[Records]

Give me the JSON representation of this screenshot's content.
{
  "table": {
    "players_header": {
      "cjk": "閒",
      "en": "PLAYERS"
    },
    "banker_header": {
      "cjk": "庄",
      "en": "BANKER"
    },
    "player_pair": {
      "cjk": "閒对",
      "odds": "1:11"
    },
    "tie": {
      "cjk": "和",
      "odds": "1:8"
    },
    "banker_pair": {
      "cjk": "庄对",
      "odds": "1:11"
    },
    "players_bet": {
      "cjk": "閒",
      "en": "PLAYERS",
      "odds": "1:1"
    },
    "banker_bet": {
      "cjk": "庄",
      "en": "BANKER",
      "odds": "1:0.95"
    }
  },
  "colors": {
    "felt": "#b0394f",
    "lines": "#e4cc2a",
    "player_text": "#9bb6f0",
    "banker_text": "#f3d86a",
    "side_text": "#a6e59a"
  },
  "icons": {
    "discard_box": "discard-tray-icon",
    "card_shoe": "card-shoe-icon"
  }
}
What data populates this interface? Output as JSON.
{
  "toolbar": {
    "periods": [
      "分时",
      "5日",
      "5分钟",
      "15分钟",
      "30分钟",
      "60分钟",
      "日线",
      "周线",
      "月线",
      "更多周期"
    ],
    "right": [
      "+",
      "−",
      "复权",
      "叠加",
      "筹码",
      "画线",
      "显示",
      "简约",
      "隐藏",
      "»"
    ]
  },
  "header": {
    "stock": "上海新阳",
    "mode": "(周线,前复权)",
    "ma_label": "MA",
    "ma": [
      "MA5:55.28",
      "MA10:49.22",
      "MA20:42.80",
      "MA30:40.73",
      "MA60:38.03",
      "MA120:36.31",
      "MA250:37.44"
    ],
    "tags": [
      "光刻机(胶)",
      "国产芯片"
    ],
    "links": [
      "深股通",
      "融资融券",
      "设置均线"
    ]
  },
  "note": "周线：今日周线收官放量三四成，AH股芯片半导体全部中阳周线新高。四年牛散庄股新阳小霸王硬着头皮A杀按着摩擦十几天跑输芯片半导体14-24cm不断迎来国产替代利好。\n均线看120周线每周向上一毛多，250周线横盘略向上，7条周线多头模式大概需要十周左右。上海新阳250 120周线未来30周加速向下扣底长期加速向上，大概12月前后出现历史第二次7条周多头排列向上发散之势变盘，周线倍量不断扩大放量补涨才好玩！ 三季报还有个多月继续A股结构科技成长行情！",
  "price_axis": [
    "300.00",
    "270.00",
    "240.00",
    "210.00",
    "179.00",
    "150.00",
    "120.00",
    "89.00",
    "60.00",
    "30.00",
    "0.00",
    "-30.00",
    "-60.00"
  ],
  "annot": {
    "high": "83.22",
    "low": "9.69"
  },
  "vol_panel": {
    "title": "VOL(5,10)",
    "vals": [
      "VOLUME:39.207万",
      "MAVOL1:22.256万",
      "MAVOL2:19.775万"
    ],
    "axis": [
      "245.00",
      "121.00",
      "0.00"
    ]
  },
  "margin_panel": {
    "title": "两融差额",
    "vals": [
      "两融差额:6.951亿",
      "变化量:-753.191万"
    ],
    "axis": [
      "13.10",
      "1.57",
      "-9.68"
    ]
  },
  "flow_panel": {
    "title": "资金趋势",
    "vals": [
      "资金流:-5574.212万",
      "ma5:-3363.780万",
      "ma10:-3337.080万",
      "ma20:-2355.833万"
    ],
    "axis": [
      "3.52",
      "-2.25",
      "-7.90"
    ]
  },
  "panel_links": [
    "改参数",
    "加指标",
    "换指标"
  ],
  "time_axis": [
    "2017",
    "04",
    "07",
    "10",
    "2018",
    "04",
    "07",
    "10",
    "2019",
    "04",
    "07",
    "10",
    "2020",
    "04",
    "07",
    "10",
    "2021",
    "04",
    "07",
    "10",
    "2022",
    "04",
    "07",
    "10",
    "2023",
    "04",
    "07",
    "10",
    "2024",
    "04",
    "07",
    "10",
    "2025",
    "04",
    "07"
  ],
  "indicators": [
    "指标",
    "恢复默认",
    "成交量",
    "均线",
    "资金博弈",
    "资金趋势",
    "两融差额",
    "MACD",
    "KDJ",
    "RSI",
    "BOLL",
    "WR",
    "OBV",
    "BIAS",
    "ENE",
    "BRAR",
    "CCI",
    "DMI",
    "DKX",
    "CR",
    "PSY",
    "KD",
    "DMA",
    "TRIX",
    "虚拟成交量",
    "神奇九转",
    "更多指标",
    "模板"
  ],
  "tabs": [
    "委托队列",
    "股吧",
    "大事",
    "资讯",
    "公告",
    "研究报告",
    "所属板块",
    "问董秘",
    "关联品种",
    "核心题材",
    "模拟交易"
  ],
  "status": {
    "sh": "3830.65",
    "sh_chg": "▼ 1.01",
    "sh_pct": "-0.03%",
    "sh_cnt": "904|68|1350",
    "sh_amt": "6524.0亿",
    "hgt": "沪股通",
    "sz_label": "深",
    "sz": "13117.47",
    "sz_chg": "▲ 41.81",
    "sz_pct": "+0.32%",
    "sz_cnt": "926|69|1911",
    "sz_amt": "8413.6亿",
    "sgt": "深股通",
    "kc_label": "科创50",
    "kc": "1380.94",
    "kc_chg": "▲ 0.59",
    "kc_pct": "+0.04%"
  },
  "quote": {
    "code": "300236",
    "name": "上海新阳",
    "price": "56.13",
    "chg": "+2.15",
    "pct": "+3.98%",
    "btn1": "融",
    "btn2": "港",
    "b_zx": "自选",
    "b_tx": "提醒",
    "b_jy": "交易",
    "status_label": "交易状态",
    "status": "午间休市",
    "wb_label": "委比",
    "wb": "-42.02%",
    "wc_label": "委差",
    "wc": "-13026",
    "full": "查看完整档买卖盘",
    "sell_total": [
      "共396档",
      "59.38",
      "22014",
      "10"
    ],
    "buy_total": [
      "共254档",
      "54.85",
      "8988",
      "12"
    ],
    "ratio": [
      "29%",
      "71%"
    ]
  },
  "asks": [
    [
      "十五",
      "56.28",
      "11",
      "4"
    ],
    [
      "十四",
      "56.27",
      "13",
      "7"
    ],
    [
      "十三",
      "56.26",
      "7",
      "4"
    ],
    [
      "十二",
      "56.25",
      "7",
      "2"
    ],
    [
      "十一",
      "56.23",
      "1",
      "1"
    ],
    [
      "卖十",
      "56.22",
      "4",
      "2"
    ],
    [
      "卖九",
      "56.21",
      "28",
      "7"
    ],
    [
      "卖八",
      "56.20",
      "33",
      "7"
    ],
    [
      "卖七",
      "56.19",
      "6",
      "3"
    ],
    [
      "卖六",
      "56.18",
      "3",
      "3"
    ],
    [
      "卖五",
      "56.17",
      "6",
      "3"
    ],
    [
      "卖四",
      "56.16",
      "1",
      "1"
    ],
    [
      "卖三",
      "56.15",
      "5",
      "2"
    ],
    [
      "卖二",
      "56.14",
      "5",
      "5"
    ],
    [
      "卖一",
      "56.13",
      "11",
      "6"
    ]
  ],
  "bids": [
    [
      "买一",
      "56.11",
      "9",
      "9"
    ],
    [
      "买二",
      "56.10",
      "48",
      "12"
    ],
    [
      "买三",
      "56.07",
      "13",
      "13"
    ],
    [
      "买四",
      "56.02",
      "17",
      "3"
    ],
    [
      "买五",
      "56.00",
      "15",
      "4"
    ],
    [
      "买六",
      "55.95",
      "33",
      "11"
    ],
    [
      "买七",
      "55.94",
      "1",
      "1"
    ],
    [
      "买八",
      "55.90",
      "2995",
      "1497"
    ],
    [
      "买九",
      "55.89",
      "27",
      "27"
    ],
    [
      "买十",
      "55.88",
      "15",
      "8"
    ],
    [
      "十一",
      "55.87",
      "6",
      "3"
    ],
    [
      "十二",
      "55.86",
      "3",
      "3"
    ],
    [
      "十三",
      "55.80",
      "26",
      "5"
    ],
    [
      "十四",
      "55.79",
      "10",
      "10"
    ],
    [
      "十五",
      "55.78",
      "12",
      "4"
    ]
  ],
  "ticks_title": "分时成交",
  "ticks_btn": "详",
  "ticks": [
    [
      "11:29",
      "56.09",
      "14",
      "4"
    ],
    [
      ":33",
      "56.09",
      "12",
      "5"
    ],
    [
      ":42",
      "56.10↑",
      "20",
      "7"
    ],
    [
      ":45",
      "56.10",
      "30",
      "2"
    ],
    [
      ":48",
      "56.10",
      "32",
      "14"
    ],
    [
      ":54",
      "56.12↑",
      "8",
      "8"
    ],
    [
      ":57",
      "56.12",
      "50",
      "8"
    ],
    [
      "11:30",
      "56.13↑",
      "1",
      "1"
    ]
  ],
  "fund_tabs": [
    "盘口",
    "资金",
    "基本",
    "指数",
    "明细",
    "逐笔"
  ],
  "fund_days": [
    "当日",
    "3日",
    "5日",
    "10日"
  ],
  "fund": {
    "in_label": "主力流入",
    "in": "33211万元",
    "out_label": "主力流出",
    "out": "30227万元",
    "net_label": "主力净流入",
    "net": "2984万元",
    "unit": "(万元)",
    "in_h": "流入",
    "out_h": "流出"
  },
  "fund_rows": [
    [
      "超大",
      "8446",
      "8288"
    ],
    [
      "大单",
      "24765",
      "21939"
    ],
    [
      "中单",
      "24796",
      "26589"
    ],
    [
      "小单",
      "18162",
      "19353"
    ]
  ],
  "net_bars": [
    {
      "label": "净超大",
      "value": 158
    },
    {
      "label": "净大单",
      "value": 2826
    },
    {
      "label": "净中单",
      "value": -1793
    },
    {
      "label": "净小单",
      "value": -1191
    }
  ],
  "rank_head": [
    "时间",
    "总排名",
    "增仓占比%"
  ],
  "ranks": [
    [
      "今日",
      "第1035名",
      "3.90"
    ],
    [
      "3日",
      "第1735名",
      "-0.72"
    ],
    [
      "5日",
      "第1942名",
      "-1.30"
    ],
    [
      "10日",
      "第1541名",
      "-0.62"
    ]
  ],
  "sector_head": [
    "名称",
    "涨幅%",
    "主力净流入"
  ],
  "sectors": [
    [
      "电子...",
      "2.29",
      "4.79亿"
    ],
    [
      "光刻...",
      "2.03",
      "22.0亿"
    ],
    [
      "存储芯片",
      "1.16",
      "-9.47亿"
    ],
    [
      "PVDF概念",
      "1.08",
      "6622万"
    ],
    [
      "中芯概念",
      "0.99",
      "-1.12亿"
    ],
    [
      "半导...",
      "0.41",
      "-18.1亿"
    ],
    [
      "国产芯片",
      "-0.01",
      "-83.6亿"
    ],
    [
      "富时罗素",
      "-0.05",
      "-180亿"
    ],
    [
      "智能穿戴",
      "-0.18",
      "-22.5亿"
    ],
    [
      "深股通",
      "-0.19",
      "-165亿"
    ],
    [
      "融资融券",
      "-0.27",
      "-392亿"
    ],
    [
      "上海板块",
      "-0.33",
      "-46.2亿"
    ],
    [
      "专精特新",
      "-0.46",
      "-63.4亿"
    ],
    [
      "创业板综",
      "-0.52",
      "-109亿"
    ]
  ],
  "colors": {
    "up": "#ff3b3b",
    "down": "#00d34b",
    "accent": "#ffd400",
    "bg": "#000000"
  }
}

Task details: Only lines holding the string "value" are wanted; gather each one from the entries above.

Written response:
      "value": 158
      "value": 2826
      "value": -1793
      "value": -1191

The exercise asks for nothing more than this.